SHORT EXERCISE -
Set down the full listing exactly, character for character.

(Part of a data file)
────────────────────
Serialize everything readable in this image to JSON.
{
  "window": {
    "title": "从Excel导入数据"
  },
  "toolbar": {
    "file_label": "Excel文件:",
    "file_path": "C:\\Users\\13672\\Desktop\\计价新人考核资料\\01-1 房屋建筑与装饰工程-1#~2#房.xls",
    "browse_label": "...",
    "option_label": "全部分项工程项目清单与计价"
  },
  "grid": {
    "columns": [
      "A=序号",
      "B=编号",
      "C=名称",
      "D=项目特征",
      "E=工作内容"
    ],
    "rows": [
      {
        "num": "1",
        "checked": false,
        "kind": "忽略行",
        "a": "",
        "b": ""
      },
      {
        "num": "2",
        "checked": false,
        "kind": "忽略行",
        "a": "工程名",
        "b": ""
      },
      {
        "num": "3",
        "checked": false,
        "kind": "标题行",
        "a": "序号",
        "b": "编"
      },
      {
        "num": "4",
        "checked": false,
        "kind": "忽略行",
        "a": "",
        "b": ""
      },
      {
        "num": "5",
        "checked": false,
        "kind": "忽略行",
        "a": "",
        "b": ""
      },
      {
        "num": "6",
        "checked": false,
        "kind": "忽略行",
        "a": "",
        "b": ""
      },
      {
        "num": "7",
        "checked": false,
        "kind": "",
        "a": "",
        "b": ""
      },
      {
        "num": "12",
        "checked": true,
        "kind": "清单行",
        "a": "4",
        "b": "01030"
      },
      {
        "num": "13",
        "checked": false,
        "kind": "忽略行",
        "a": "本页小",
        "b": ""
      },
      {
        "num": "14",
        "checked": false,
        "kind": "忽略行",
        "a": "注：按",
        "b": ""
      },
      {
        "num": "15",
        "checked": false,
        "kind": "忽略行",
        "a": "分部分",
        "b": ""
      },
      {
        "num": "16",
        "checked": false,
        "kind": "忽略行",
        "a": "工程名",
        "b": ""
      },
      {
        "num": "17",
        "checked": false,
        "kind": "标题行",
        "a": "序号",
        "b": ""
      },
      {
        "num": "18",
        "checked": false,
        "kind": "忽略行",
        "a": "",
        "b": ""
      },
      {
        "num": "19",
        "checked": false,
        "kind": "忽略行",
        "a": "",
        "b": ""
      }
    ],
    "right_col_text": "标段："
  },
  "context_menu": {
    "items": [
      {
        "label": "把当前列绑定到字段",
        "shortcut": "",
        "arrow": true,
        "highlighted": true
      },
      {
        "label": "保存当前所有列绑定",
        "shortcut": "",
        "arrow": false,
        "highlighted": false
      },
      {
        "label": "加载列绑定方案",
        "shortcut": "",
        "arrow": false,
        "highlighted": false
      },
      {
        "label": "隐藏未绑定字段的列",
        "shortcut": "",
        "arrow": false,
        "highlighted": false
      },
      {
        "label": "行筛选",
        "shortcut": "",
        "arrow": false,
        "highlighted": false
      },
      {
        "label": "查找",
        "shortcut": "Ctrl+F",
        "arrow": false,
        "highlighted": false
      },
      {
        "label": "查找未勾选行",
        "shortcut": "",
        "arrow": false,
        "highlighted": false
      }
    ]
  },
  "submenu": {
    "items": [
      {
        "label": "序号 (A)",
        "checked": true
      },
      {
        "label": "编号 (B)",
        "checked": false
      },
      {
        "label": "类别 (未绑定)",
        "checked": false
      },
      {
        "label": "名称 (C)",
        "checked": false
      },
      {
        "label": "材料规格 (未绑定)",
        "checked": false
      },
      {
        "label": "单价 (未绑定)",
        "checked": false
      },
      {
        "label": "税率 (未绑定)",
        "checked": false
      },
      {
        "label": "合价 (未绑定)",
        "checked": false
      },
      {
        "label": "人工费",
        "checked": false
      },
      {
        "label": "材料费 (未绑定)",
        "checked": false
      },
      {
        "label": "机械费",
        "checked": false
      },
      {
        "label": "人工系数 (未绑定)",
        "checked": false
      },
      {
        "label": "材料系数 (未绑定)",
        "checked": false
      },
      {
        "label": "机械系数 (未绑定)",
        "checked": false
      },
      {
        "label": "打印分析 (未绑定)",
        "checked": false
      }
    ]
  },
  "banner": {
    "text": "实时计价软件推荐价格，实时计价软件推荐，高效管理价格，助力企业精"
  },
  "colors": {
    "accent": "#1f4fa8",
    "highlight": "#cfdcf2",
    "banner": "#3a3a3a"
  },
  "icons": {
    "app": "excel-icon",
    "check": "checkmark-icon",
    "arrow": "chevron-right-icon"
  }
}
────────────────────
SOLUTION TO THIS TASK -
Serialize everything readable in this image to JSON.
{
  "window": {
    "title": "从Excel导入数据"
  },
  "toolbar": {
    "file_label": "Excel文件:",
    "file_path": "C:\\Users\\13672\\Desktop\\计价新人考核资料\\01-1 房屋建筑与装饰工程-1#~2#房.xls",
    "browse_label": "...",
    "option_label": "全部分项工程项目清单与计价"
  },
  "grid": {
    "columns": [
      "A=序号",
      "B=编号",
      "C=名称",
      "D=项目特征",
      "E=工作内容"
    ],
    "rows": [
      {
        "num": "1",
        "checked": false,
        "kind": "忽略行",
        "a": "",
        "b": ""
      },
      {
        "num": "2",
        "checked": false,
        "kind": "忽略行",
        "a": "工程名",
        "b": ""
      },
      {
        "num": "3",
        "checked": false,
        "kind": "标题行",
        "a": "序号",
        "b": "编"
      },
      {
        "num": "4",
        "checked": false,
        "kind": "忽略行",
        "a": "",
        "b": ""
      },
      {
        "num": "5",
        "checked": false,
        "kind": "忽略行",
        "a": "",
        "b": ""
      },
      {
        "num": "6",
        "checked": false,
        "kind": "忽略行",
        "a": "",
        "b": ""
      },
      {
        "num": "7",
        "checked": false,
        "kind": "",
        "a": "",
        "b": ""
      },
      {
        "num": "12",
        "checked": true,
        "kind": "清单行",
        "a": "4",
        "b": "01030"
      },
      {
        "num": "13",
        "checked": false,
        "kind": "忽略行",
        "a": "本页小",
        "b": ""
      },
      {
        "num": "14",
        "checked": false,
        "kind": "忽略行",
        "a": "注：按",
        "b": ""
      },
      {
        "num": "15",
        "checked": false,
        "kind": "忽略行",
        "a": "分部分",
        "b": ""
      },
      {
        "num": "16",
        "checked": false,
        "kind": "忽略行",
        "a": "工程名",
        "b": ""
      },
      {
        "num": "17",
        "checked": false,
        "kind": "标题行",
        "a": "序号",
        "b": ""
      },
      {
        "num": "18",
        "checked": false,
        "kind": "忽略行",
        "a": "",
        "b": ""
      },
      {
        "num": "19",
        "checked": false,
        "kind": "忽略行",
        "a": "",
        "b": ""
      }
    ],
    "right_col_text": "标段："
  },
  "context_menu": {
    "items": [
      {
        "label": "把当前列绑定到字段",
        "shortcut": "",
        "arrow": true,
        "highlighted": true
      },
      {
        "label": "保存当前所有列绑定",
        "shortcut": "",
        "arrow": false,
        "highlighted": false
      },
      {
        "label": "加载列绑定方案",
        "shortcut": "",
        "arrow": false,
        "highlighted": false
      },
      {
        "label": "隐藏未绑定字段的列",
        "shortcut": "",
        "arrow": false,
        "highlighted": false
      },
      {
        "label": "行筛选",
        "shortcut": "",
        "arrow": false,
        "highlighted": false
      },
      {
        "label": "查找",
        "shortcut": "Ctrl+F",
        "arrow": false,
        "highlighted": false
      },
      {
        "label": "查找未勾选行",
        "shortcut": "",
        "arrow": false,
        "highlighted": false
      }
    ]
  },
  "submenu": {
    "items": [
      {
        "label": "序号 (A)",
        "checked": true
      },
      {
        "label": "编号 (B)",
        "checked": false
      },
      {
        "label": "类别 (未绑定)",
        "checked": false
      },
      {
        "label": "名称 (C)",
        "checked": false
      },
      {
        "label": "材料规格 (未绑定)",
        "checked": false
      },
      {
        "label": "单价 (未绑定)",
        "checked": false
      },
      {
        "label": "税率 (未绑定)",
        "checked": false
      },
      {
        "label": "合价 (未绑定)",
        "checked": false
      },
      {
        "label": "人工费",
        "checked": false
      },
      {
        "label": "材料费 (未绑定)",
        "checked": false
      },
      {
        "label": "机械费",
        "checked": false
      },
      {
        "label": "人工系数 (未绑定)",
        "checked": false
      },
      {
        "label": "材料系数 (未绑定)",
        "checked": false
      },
      {
        "label": "机械系数 (未绑定)",
        "checked": false
      },
      {
        "label": "打印分析 (未绑定)",
        "checked": false
      }
    ]
  },
  "banner": {
    "text": "实时计价软件推荐价格，实时计价软件推荐，高效管理价格，助力企业精"
  },
  "colors": {
    "accent": "#1f4fa8",
    "highlight": "#cfdcf2",
    "banner": "#3a3a3a"
  },
  "icons": {
    "app": "excel-icon",
    "check": "checkmark-icon",
    "arrow": "chevron-right-icon"
  }
}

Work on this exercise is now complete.